**Aim of the task:** List all lines in the material below that contain "public".

Records from a collection
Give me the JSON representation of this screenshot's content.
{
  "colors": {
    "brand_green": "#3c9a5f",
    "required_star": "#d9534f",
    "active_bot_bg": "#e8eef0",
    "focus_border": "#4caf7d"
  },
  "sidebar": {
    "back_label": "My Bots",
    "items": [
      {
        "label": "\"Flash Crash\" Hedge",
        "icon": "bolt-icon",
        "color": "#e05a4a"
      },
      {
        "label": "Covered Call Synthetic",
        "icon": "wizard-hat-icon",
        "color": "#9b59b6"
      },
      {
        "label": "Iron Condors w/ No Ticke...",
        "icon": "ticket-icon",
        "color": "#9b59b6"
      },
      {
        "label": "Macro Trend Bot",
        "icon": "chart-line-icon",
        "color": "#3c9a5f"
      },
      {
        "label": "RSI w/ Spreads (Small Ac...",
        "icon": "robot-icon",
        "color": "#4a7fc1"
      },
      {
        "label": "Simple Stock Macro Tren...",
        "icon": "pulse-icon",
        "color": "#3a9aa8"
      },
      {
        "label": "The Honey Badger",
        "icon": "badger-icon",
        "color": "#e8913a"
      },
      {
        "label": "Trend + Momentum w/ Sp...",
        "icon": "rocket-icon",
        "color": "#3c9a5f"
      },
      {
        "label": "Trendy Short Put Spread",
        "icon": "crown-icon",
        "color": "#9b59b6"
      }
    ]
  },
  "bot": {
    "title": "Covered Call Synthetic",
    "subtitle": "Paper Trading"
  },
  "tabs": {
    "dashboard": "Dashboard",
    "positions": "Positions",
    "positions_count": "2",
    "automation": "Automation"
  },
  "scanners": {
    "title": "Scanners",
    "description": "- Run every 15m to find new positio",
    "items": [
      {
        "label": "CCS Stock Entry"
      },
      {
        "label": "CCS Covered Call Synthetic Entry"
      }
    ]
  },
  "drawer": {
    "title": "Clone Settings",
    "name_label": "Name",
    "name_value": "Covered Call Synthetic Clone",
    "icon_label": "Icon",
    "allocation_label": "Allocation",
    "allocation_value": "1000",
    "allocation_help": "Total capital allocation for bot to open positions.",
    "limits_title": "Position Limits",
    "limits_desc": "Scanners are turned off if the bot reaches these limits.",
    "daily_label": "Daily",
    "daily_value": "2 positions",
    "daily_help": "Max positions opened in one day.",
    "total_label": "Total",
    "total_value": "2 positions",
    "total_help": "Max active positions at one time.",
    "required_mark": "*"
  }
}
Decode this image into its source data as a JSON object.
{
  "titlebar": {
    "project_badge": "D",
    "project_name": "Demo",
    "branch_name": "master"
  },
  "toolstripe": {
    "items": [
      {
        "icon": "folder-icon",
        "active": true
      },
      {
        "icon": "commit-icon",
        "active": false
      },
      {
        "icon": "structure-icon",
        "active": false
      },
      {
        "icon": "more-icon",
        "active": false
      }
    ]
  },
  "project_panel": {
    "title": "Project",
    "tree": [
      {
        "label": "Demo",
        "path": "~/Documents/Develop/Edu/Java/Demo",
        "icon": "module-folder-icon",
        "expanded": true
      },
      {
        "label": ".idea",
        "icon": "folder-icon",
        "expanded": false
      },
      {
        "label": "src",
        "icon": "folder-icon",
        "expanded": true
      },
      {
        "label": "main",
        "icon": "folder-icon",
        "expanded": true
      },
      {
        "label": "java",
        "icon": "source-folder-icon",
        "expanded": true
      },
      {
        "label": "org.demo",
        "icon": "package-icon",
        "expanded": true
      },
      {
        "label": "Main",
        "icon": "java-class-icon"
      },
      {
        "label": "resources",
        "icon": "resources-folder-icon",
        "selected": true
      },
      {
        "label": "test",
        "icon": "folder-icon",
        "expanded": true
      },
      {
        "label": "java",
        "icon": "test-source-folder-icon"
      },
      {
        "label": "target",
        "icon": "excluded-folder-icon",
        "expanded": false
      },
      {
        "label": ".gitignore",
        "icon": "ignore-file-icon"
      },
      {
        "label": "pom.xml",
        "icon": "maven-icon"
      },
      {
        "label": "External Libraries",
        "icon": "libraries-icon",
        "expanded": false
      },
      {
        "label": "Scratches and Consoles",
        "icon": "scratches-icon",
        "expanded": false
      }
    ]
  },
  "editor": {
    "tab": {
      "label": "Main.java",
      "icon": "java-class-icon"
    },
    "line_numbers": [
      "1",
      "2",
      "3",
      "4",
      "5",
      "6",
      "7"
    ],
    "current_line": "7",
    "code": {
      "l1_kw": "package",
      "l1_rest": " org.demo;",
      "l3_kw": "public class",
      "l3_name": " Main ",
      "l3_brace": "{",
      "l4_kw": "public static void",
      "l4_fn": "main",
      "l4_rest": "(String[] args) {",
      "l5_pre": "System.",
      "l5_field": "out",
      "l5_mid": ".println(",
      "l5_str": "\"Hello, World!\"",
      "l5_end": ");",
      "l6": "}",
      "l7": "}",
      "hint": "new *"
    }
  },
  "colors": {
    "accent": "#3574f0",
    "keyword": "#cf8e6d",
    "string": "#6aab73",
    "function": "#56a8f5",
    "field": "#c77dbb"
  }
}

**Written solution:**
      "l3_kw": "public class",
      "l4_kw": "public static void",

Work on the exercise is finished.